## KUTIPAN DOKUMEN
Meski masih pagi, sejumlah peziarah sudah berdatangan ke masjid. Di pelataran depan masjid, tampak beberapa orang yang sepertinya menginap atau melakukan iktikaf. Seusai melakukan salat sunah, kami mulai berkeliling di sekitar masjid, dan ingin menyaksikan langsung saka tatal yang terkenal di bagian utama masjid. Namun, kata seorang petugas, bangunan utama baru dibuka sekitar pukul 09.00 atau 09.30. Setelah kami memohon izin untuk melihat bagian utama masjid, petugas mengarahkan kami lewat pintu samping karena belum dibuka untuk umum.
Tempat Berkumpulnya Para Wali
Masjid Agung Demak dibangun oleh Raden Patah, dibantu para Wali Songo, pada sekitar abad ke-15. Masjid ini masuk dalam salah satu jajaran masjid tertua di Indonesia. Masjid Agung Demak dulunya diyakini sebagai tempat berkumpulnya para Wali Songo. Berdasarkan catatan Dinas Kebudayaan dan Pariwisata Kabupaten Demak, pembangunan masjid ini digambarkan serupa bulus (kura-kura) yang merupakan candra sengkala memet, yang bermakna sirno ilang kerthaning bumi. Secara filosofis, bulus atau sirno ilang kerthaning bumi mengacu pada tahun pembangunan Masjid Agung Demak, yaitu 1400 saka atau 1478 Masehi. Kepala bulus memiliki makna 1, empat kaki bulus bermakna 4, badan bulus yang bulat bermakna 0, dan ekor bulus bermakna 1. Hewan bulus memang menjadi simbol Masjid Agung Demak. Hal itu dibuktikan dengan adanya berbagai ornamen bergambar bulus di sejumlah dinding masjid.

## DAFTAR TUGAS
• 1. Sebutkan setiap bagian tubuh bulus yang diberi makna angka dalam kutipan tentang Masjid Agung Demak, beserta angkanya.
• 2. Perbarui kutipan tentang Masjid Agung Demak mulai dari "Meski masih pagi, sejumlah" dan terus sampai "dibuka untuk umum.", dengan mengganti setiap "petugas" menjadi "penjaga".
Catatan yang menyusul tidak berhubungan dengan kutipan tersebut.

## BARIS DATA
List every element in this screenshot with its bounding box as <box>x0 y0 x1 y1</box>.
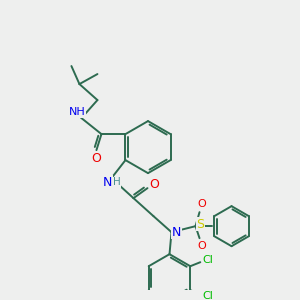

---

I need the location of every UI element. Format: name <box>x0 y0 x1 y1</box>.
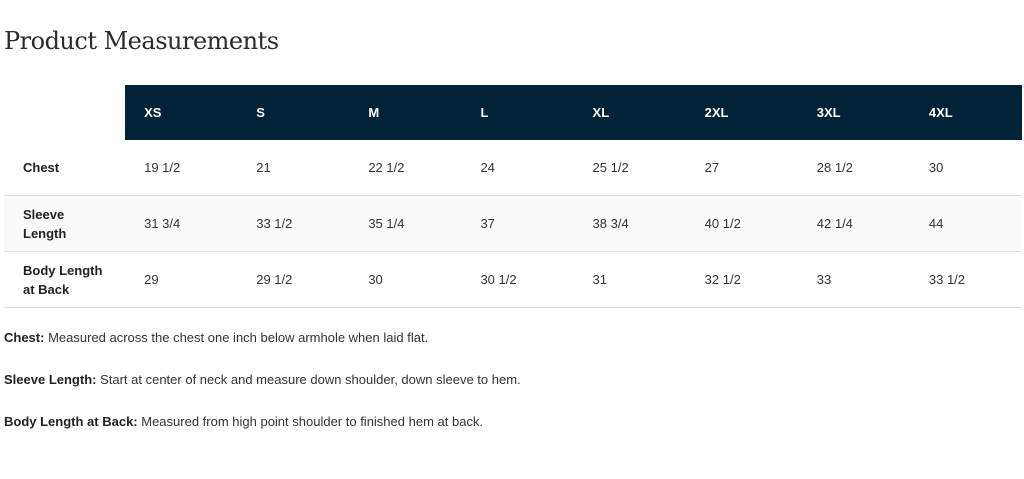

## JAWABAN TUGAS
• 1.
- Kepala bulus: 1
- Empat kaki bulus: 4
- Badan bulus yang bulat: 0
- Ekor bulus: 1

• 2.
Meski masih pagi, sejumlah peziarah sudah berdatangan ke masjid. Di pelataran depan masjid, tampak beberapa orang yang sepertinya menginap atau melakukan iktikaf. Seusai melakukan salat sunah, kami mulai berkeliling di sekitar masjid, dan ingin menyaksikan langsung saka tatal yang terkenal di bagian utama masjid. Namun, kata seorang penjaga, bangunan utama baru dibuka sekitar pukul 09.00 atau 09.30. Setelah kami memohon izin untuk melihat bagian utama masjid, penjaga mengarahkan kami lewat pintu samping karena belum dibuka untuk umum.